Collection entries
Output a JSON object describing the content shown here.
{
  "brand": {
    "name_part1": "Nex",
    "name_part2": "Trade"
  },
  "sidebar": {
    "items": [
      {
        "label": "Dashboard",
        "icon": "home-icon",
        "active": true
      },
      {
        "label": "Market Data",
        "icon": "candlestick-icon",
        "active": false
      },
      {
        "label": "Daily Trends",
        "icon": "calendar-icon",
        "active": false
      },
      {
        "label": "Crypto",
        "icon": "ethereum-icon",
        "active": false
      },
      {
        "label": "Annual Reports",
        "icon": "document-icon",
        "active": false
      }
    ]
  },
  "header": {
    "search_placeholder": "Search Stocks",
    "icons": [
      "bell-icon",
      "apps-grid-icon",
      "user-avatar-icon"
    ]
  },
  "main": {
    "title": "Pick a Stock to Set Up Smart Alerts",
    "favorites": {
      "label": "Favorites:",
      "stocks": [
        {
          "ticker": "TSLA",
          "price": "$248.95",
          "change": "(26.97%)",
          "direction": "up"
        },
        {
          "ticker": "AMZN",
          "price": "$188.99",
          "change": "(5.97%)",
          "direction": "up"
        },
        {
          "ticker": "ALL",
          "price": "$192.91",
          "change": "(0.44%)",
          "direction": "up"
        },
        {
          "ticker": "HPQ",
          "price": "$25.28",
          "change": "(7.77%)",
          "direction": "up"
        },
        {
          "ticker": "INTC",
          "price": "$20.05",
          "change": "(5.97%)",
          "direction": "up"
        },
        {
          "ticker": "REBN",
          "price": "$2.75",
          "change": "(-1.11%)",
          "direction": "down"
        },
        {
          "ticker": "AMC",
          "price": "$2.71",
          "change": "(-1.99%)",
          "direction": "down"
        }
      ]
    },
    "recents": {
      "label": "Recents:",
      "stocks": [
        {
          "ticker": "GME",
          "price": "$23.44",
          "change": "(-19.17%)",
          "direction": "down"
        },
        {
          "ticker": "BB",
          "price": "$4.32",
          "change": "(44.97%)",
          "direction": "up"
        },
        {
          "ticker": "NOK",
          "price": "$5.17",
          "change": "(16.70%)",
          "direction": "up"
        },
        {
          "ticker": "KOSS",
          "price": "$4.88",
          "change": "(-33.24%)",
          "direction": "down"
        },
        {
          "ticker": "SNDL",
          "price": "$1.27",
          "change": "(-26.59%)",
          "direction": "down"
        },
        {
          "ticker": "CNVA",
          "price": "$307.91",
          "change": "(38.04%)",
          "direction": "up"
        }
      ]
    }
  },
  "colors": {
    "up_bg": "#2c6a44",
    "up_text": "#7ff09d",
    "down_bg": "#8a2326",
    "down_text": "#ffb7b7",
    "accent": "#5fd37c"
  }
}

[Requirement]: Set out the complete listing exactly as shown.

[The answer]:
Output a JSON object describing the content shown here.
{
  "brand": {
    "name_part1": "Nex",
    "name_part2": "Trade"
  },
  "sidebar": {
    "items": [
      {
        "label": "Dashboard",
        "icon": "home-icon",
        "active": true
      },
      {
        "label": "Market Data",
        "icon": "candlestick-icon",
        "active": false
      },
      {
        "label": "Daily Trends",
        "icon": "calendar-icon",
        "active": false
      },
      {
        "label": "Crypto",
        "icon": "ethereum-icon",
        "active": false
      },
      {
        "label": "Annual Reports",
        "icon": "document-icon",
        "active": false
      }
    ]
  },
  "header": {
    "search_placeholder": "Search Stocks",
    "icons": [
      "bell-icon",
      "apps-grid-icon",
      "user-avatar-icon"
    ]
  },
  "main": {
    "title": "Pick a Stock to Set Up Smart Alerts",
    "favorites": {
      "label": "Favorites:",
      "stocks": [
        {
          "ticker": "TSLA",
          "price": "$248.95",
          "change": "(26.97%)",
          "direction": "up"
        },
        {
          "ticker": "AMZN",
          "price": "$188.99",
          "change": "(5.97%)",
          "direction": "up"
        },
        {
          "ticker": "ALL",
          "price": "$192.91",
          "change": "(0.44%)",
          "direction": "up"
        },
        {
          "ticker": "HPQ",
          "price": "$25.28",
          "change": "(7.77%)",
          "direction": "up"
        },
        {
          "ticker": "INTC",
          "price": "$20.05",
          "change": "(5.97%)",
          "direction": "up"
        },
        {
          "ticker": "REBN",
          "price": "$2.75",
          "change": "(-1.11%)",
          "direction": "down"
        },
        {
          "ticker": "AMC",
          "price": "$2.71",
          "change": "(-1.99%)",
          "direction": "down"
        }
      ]
    },
    "recents": {
      "label": "Recents:",
      "stocks": [
        {
          "ticker": "GME",
          "price": "$23.44",
          "change": "(-19.17%)",
          "direction": "down"
        },
        {
          "ticker": "BB",
          "price": "$4.32",
          "change": "(44.97%)",
          "direction": "up"
        },
        {
          "ticker": "NOK",
          "price": "$5.17",
          "change": "(16.70%)",
          "direction": "up"
        },
        {
          "ticker": "KOSS",
          "price": "$4.88",
          "change": "(-33.24%)",
          "direction": "down"
        },
        {
          "ticker": "SNDL",
          "price": "$1.27",
          "change": "(-26.59%)",
          "direction": "down"
        },
        {
          "ticker": "CNVA",
          "price": "$307.91",
          "change": "(38.04%)",
          "direction": "up"
        }
      ]
    }
  },
  "colors": {
    "up_bg": "#2c6a44",
    "up_text": "#7ff09d",
    "down_bg": "#8a2326",
    "down_text": "#ffb7b7",
    "accent": "#5fd37c"
  }
}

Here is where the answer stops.